What is expected: For each line in the data below that holds "xlabel", return a copy.

Data to use:
--- --- ---
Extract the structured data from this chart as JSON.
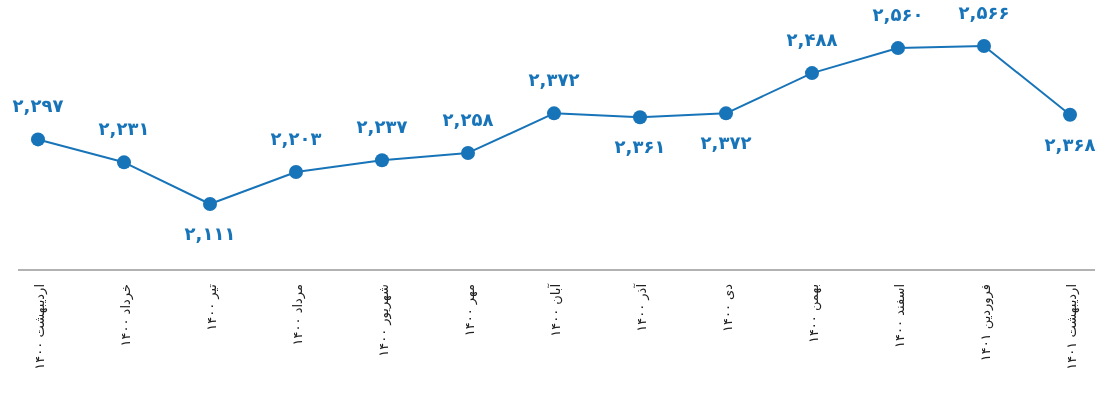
{
  "chart_data": {
    "type": "line",
    "categories": [
      "اردیبهشت ۱۴۰۰",
      "خرداد ۱۴۰۰",
      "تیر ۱۴۰۰",
      "مرداد ۱۴۰۰",
      "شهریور ۱۴۰۰",
      "مهر ۱۴۰۰",
      "آبان ۱۴۰۰",
      "آذر ۱۴۰۰",
      "دی ۱۴۰۰",
      "بهمن ۱۴۰۰",
      "اسفند ۱۴۰۰",
      "فروردین ۱۴۰۱",
      "اردیبهشت ۱۴۰۱"
    ],
    "series": [
      {
        "color": "#1874b8",
        "values": [
          2297,
          2231,
          2111,
          2203,
          2237,
          2258,
          2372,
          2361,
          2372,
          2488,
          2560,
          2566,
          2368
        ],
        "value_labels": [
          "۲,۲۹۷",
          "۲,۲۳۱",
          "۲,۱۱۱",
          "۲,۲۰۳",
          "۲,۲۳۷",
          "۲,۲۵۸",
          "۲,۳۷۲",
          "۲,۳۶۱",
          "۲,۳۷۲",
          "۲,۴۸۸",
          "۲,۵۶۰",
          "۲,۵۶۶",
          "۲,۳۶۸"
        ]
      }
    ],
    "marker": "circle",
    "line_style": "solid"
  }
}
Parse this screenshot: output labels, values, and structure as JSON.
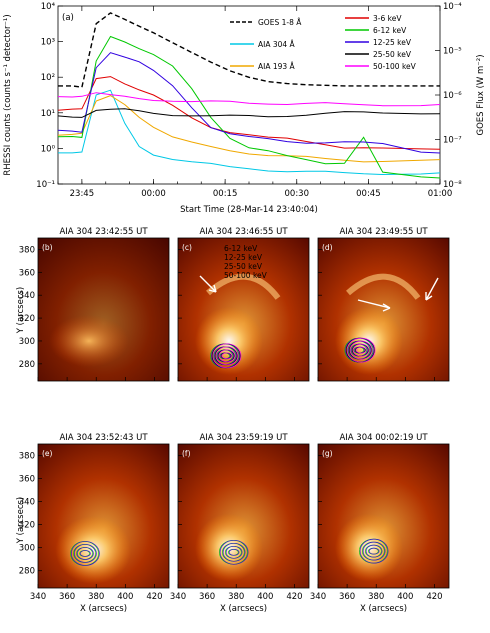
{
  "chart_data": [
    {
      "type": "line",
      "panel_label": "(a)",
      "xlabel": "Start Time (28-Mar-14 23:40:04)",
      "ylabel": "RHESSI counts (counts s⁻¹ detector⁻¹)",
      "ylabel_right": "GOES Flux (W m⁻²)",
      "x_ticks": [
        "23:45",
        "00:00",
        "00:15",
        "00:30",
        "00:45",
        "01:00"
      ],
      "y_ticks": [
        "10⁻¹",
        "10⁰",
        "10¹",
        "10²",
        "10³",
        "10⁴"
      ],
      "y_ticks_right": [
        "10⁻⁸",
        "10⁻⁷",
        "10⁻⁶",
        "10⁻⁵",
        "10⁻⁴"
      ],
      "ylim": [
        0.1,
        10000
      ],
      "ylim_right": [
        1e-08,
        0.0001
      ],
      "yscale": "log",
      "x_minutes_from_2340": [
        0,
        3,
        5,
        8,
        11,
        14,
        17,
        20,
        24,
        28,
        32,
        36,
        40,
        44,
        48,
        52,
        56,
        60,
        64,
        68,
        76,
        80
      ],
      "series": [
        {
          "name": "GOES 1-8 Å",
          "color": "#000000",
          "dash": true,
          "axis": "right",
          "values": [
            1.6e-06,
            1.6e-06,
            1.5e-06,
            4e-05,
            7e-05,
            5e-05,
            3.5e-05,
            2.5e-05,
            1.5e-05,
            9e-06,
            5.5e-06,
            3.5e-06,
            2.5e-06,
            2e-06,
            1.8e-06,
            1.7e-06,
            1.65e-06,
            1.6e-06,
            1.6e-06,
            1.6e-06,
            1.6e-06,
            1.6e-06
          ]
        },
        {
          "name": "AIA 304 Å",
          "color": "#00c8e6",
          "values": [
            0.8,
            0.8,
            0.8,
            30,
            40,
            5,
            1.2,
            0.7,
            0.5,
            0.4,
            0.35,
            0.3,
            0.28,
            0.25,
            0.23,
            0.22,
            0.21,
            0.2,
            0.2,
            0.2,
            0.2,
            0.2
          ]
        },
        {
          "name": "AIA 193 Å",
          "color": "#f0a800",
          "values": [
            2.5,
            2.5,
            2.5,
            20,
            30,
            18,
            8,
            4,
            2,
            1.4,
            1.1,
            0.9,
            0.75,
            0.65,
            0.6,
            0.55,
            0.5,
            0.48,
            0.45,
            0.45,
            0.45,
            0.45
          ]
        },
        {
          "name": "3-6 keV",
          "color": "#e00000",
          "values": [
            12,
            12,
            12,
            90,
            110,
            70,
            45,
            30,
            15,
            7,
            4,
            3,
            2.5,
            2,
            1.8,
            1.5,
            1.3,
            1.1,
            1.1,
            1.0,
            0.9,
            0.9
          ]
        },
        {
          "name": "6-12 keV",
          "color": "#00c800",
          "values": [
            2,
            2,
            2,
            300,
            1500,
            1000,
            600,
            400,
            200,
            50,
            8,
            2,
            1,
            0.8,
            0.6,
            0.5,
            0.4,
            0.4,
            2,
            0.2,
            0.15,
            0.15
          ]
        },
        {
          "name": "12-25 keV",
          "color": "#3000e0",
          "values": [
            3,
            3,
            3,
            200,
            500,
            350,
            250,
            150,
            60,
            15,
            4,
            2.5,
            2,
            1.8,
            1.6,
            1.5,
            1.5,
            1.5,
            1.4,
            1.3,
            0.8,
            0.8
          ]
        },
        {
          "name": "25-50 keV",
          "color": "#000000",
          "values": [
            8,
            8,
            8,
            12,
            12,
            12,
            11,
            10,
            9,
            8.5,
            8,
            8,
            8,
            8,
            8.5,
            9,
            9.5,
            10,
            10,
            10,
            10,
            10
          ]
        },
        {
          "name": "50-100 keV",
          "color": "#ff00ff",
          "values": [
            30,
            30,
            30,
            35,
            30,
            28,
            26,
            24,
            22,
            20,
            20,
            20,
            19,
            19,
            18,
            18,
            18,
            17,
            17,
            17,
            17,
            17
          ]
        }
      ]
    },
    {
      "type": "heatmap",
      "panels": [
        {
          "label": "(b)",
          "title": "AIA 304 23:42:55 UT"
        },
        {
          "label": "(c)",
          "title": "AIA 304 23:46:55 UT"
        },
        {
          "label": "(d)",
          "title": "AIA 304 23:49:55 UT"
        },
        {
          "label": "(e)",
          "title": "AIA 304 23:52:43 UT"
        },
        {
          "label": "(f)",
          "title": "AIA 304 23:59:19 UT"
        },
        {
          "label": "(g)",
          "title": "AIA 304 00:02:19 UT"
        }
      ],
      "xlabel": "X (arcsecs)",
      "ylabel": "Y (arcsecs)",
      "x_ticks": [
        "340",
        "360",
        "380",
        "400",
        "420"
      ],
      "y_ticks": [
        "280",
        "300",
        "320",
        "340",
        "360",
        "380"
      ],
      "contour_legend": [
        {
          "name": "6-12 keV",
          "color": "#00c800"
        },
        {
          "name": "12-25 keV",
          "color": "#3000e0"
        },
        {
          "name": "25-50 keV",
          "color": "#000000"
        },
        {
          "name": "50-100 keV",
          "color": "#ff00ff"
        }
      ]
    }
  ]
}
--- --- ---
Response below:
      "xlabel": "Start Time (28-Mar-14 23:40:04)",
      "xlabel": "X (arcsecs)",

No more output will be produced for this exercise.